* Things to do:
a. Answer these three questions about the forum thread titled "Day in the life," one line each:
(i) What was the first poster coating when the fire drill started?
(ii) Where did the workers and building employees evacuate to?
(iii) Which cars does the second poster now program and tune part time?
b. Pick up the forum thread titled "Day in the life" from its last sentence and continue it.

* Provided text:
— begin —

# Day in the life



## Phillytaper1955 (Aug 31, 2018)

Well fellas it’s awful quiet on dwt just curious what’s a day in life Like for you guys? Residential, commercial all you gypsum journeyman chime in. I had pretty cool day,mandatory a fire drill at a large commercial job in the city. I was in the middle of coating my angles and had to evacuate to the parking lot.all the trades and the employees of the building together!! What a massive movement of people but man was there an absolute chit ton of great looking broads!!!😎😎 pretty nice distraction 👍


----------



## MrWillys (Mar 10, 2014)

I retired as a hangar back in 2012 and work part time programming and tuning 86 thru 93 Camaro and Corvette. Since Monday I've had a great week in sales.
Strangest day in my career? I was running a 10 story highrise in 1985 and I had a temporary office. I looked out my window and this guy was masturbating on the sidewalk behind my office. Weirdest thing ever.

— end —

* Recorded data:
— begin —

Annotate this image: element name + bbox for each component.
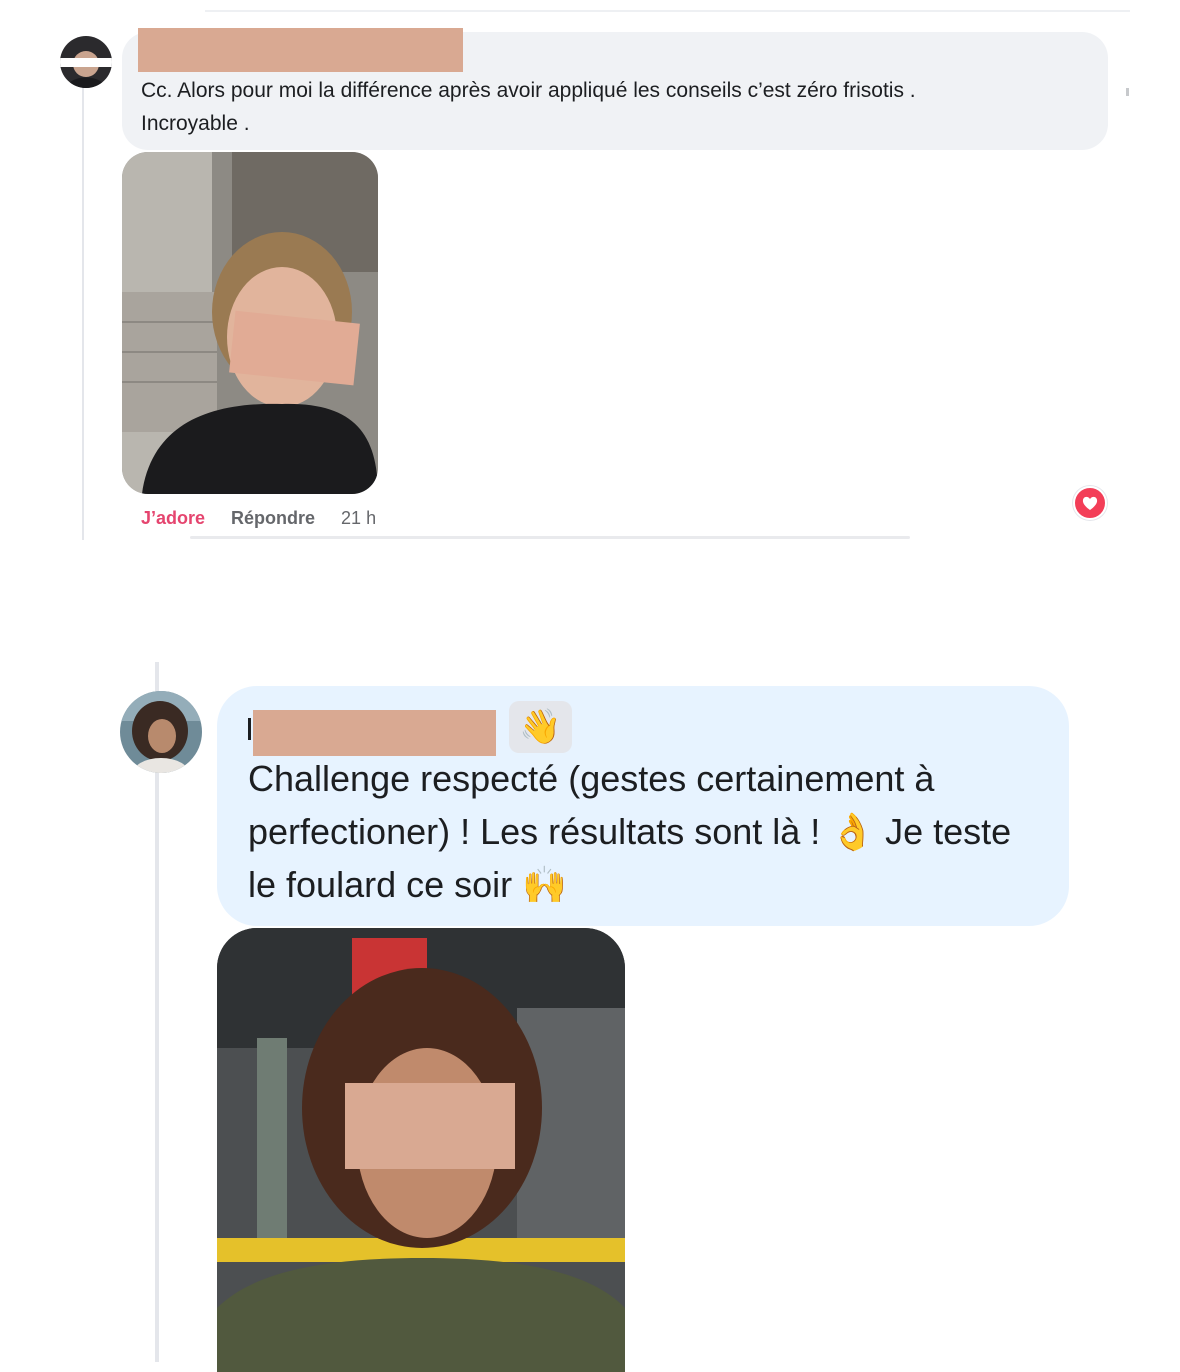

— end —

* Answers provided:
a.
(i) The angles.
(ii) The parking lot.
(iii) 86 through 93 Camaro and Corvette.

b.
----------



## Phillytaper1955 (Aug 31, 2018)

Holy chit!!!! Mrwillys I can not say I have ever had that happen!! 😂


----------



## gopherstateguy (Apr 8, 2012)

The other day a cementhead flicked his cig butt in the dumpster and started it on fire. Unfortunately, that's about as much excitement you will find in a residential subdivision.


----------



## Taper123 (Oct 18, 2018)

I’m sure in was a pretty nice view huh ? I’m sure it was a huge distraction with the job .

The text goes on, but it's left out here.